■ EXERCISE REQUIREMENTS:
Quote the entries that follow exactly, leaving none out.

■ ROWS:
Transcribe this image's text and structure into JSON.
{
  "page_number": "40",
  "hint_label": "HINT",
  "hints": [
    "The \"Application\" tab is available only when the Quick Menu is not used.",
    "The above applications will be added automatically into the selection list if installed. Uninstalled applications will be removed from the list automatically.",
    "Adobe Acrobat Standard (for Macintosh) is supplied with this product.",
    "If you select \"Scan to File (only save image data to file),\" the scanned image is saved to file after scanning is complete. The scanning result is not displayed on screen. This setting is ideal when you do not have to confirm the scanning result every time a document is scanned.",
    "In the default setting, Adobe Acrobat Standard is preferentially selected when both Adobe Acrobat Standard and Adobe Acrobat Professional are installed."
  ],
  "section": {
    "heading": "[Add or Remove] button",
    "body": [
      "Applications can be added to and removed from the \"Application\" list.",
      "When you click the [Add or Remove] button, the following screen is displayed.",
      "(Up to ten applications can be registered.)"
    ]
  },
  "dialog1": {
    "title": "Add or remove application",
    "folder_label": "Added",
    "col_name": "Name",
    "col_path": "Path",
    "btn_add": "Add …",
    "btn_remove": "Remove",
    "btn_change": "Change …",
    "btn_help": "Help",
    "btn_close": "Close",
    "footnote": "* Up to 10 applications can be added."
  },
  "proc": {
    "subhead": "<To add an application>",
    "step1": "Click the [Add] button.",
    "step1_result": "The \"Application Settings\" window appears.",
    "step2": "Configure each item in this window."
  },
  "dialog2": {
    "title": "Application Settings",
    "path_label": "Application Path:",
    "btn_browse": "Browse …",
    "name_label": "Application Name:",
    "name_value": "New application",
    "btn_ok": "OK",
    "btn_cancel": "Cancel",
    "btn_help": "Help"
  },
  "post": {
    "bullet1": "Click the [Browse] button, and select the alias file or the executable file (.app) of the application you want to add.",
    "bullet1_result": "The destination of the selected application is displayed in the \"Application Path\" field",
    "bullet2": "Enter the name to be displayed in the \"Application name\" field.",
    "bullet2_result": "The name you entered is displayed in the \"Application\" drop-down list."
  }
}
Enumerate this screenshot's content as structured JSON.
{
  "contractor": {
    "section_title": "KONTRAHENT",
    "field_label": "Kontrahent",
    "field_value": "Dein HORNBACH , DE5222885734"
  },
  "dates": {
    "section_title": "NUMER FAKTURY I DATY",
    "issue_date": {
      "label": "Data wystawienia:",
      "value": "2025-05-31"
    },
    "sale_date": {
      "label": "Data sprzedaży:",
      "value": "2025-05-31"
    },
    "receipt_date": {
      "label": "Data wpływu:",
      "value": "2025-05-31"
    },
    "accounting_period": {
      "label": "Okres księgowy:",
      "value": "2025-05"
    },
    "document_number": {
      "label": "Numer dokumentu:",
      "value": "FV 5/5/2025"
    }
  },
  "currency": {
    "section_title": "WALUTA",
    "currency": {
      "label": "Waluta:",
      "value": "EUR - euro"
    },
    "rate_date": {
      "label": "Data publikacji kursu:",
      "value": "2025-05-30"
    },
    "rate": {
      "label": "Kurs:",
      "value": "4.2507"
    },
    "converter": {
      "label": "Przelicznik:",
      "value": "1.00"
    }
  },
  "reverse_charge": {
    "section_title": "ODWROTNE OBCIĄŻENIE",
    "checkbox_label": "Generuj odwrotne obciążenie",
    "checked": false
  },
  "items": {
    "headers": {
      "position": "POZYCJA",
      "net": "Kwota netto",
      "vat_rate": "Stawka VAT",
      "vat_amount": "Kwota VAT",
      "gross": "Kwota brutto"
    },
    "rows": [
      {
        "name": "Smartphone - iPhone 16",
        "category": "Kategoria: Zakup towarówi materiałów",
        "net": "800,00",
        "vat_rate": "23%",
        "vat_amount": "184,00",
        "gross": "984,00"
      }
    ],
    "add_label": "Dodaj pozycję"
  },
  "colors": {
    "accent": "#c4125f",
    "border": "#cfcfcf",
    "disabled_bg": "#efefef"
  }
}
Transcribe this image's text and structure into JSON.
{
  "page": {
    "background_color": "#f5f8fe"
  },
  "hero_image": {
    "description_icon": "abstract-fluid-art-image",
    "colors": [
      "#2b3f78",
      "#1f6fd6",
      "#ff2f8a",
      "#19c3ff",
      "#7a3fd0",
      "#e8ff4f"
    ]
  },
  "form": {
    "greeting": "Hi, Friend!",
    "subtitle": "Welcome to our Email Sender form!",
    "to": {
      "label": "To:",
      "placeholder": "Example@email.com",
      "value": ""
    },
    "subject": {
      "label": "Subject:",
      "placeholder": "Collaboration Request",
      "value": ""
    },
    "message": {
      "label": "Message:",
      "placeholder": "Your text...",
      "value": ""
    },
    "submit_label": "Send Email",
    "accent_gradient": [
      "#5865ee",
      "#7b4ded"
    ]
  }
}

■ REPLY:
Transcribe this image's text and structure into JSON.
{
  "page_number": "40",
  "hint_label": "HINT",
  "hints": [
    "The \"Application\" tab is available only when the Quick Menu is not used.",
    "The above applications will be added automatically into the selection list if installed. Uninstalled applications will be removed from the list automatically.",
    "Adobe Acrobat Standard (for Macintosh) is supplied with this product.",
    "If you select \"Scan to File (only save image data to file),\" the scanned image is saved to file after scanning is complete. The scanning result is not displayed on screen. This setting is ideal when you do not have to confirm the scanning result every time a document is scanned.",
    "In the default setting, Adobe Acrobat Standard is preferentially selected when both Adobe Acrobat Standard and Adobe Acrobat Professional are installed."
  ],
  "section": {
    "heading": "[Add or Remove] button",
    "body": [
      "Applications can be added to and removed from the \"Application\" list.",
      "When you click the [Add or Remove] button, the following screen is displayed.",
      "(Up to ten applications can be registered.)"
    ]
  },
  "dialog1": {
    "title": "Add or remove application",
    "folder_label": "Added",
    "col_name": "Name",
    "col_path": "Path",
    "btn_add": "Add …",
    "btn_remove": "Remove",
    "btn_change": "Change …",
    "btn_help": "Help",
    "btn_close": "Close",
    "footnote": "* Up to 10 applications can be added."
  },
  "proc": {
    "subhead": "<To add an application>",
    "step1": "Click the [Add] button.",
    "step1_result": "The \"Application Settings\" window appears.",
    "step2": "Configure each item in this window."
  },
  "dialog2": {
    "title": "Application Settings",
    "path_label": "Application Path:",
    "btn_browse": "Browse …",
    "name_label": "Application Name:",
    "name_value": "New application",
    "btn_ok": "OK",
    "btn_cancel": "Cancel",
    "btn_help": "Help"
  },
  "post": {
    "bullet1": "Click the [Browse] button, and select the alias file or the executable file (.app) of the application you want to add.",
    "bullet1_result": "The destination of the selected application is displayed in the \"Application Path\" field",
    "bullet2": "Enter the name to be displayed in the \"Application name\" field.",
    "bullet2_result": "The name you entered is displayed in the \"Application\" drop-down list."
  }
}
Enumerate this screenshot's content as structured JSON.
{
  "contractor": {
    "section_title": "KONTRAHENT",
    "field_label": "Kontrahent",
    "field_value": "Dein HORNBACH , DE5222885734"
  },
  "dates": {
    "section_title": "NUMER FAKTURY I DATY",
    "issue_date": {
      "label": "Data wystawienia:",
      "value": "2025-05-31"
    },
    "sale_date": {
      "label": "Data sprzedaży:",
      "value": "2025-05-31"
    },
    "receipt_date": {
      "label": "Data wpływu:",
      "value": "2025-05-31"
    },
    "accounting_period": {
      "label": "Okres księgowy:",
      "value": "2025-05"
    },
    "document_number": {
      "label": "Numer dokumentu:",
      "value": "FV 5/5/2025"
    }
  },
  "currency": {
    "section_title": "WALUTA",
    "currency": {
      "label": "Waluta:",
      "value": "EUR - euro"
    },
    "rate_date": {
      "label": "Data publikacji kursu:",
      "value": "2025-05-30"
    },
    "rate": {
      "label": "Kurs:",
      "value": "4.2507"
    },
    "converter": {
      "label": "Przelicznik:",
      "value": "1.00"
    }
  },
  "reverse_charge": {
    "section_title": "ODWROTNE OBCIĄŻENIE",
    "checkbox_label": "Generuj odwrotne obciążenie",
    "checked": false
  },
  "items": {
    "headers": {
      "position": "POZYCJA",
      "net": "Kwota netto",
      "vat_rate": "Stawka VAT",
      "vat_amount": "Kwota VAT",
      "gross": "Kwota brutto"
    },
    "rows": [
      {
        "name": "Smartphone - iPhone 16",
        "category": "Kategoria: Zakup towarówi materiałów",
        "net": "800,00",
        "vat_rate": "23%",
        "vat_amount": "184,00",
        "gross": "984,00"
      }
    ],
    "add_label": "Dodaj pozycję"
  },
  "colors": {
    "accent": "#c4125f",
    "border": "#cfcfcf",
    "disabled_bg": "#efefef"
  }
}
Transcribe this image's text and structure into JSON.
{
  "page": {
    "background_color": "#f5f8fe"
  },
  "hero_image": {
    "description_icon": "abstract-fluid-art-image",
    "colors": [
      "#2b3f78",
      "#1f6fd6",
      "#ff2f8a",
      "#19c3ff",
      "#7a3fd0",
      "#e8ff4f"
    ]
  },
  "form": {
    "greeting": "Hi, Friend!",
    "subtitle": "Welcome to our Email Sender form!",
    "to": {
      "label": "To:",
      "placeholder": "Example@email.com",
      "value": ""
    },
    "subject": {
      "label": "Subject:",
      "placeholder": "Collaboration Request",
      "value": ""
    },
    "message": {
      "label": "Message:",
      "placeholder": "Your text...",
      "value": ""
    },
    "submit_label": "Send Email",
    "accent_gradient": [
      "#5865ee",
      "#7b4ded"
    ]
  }
}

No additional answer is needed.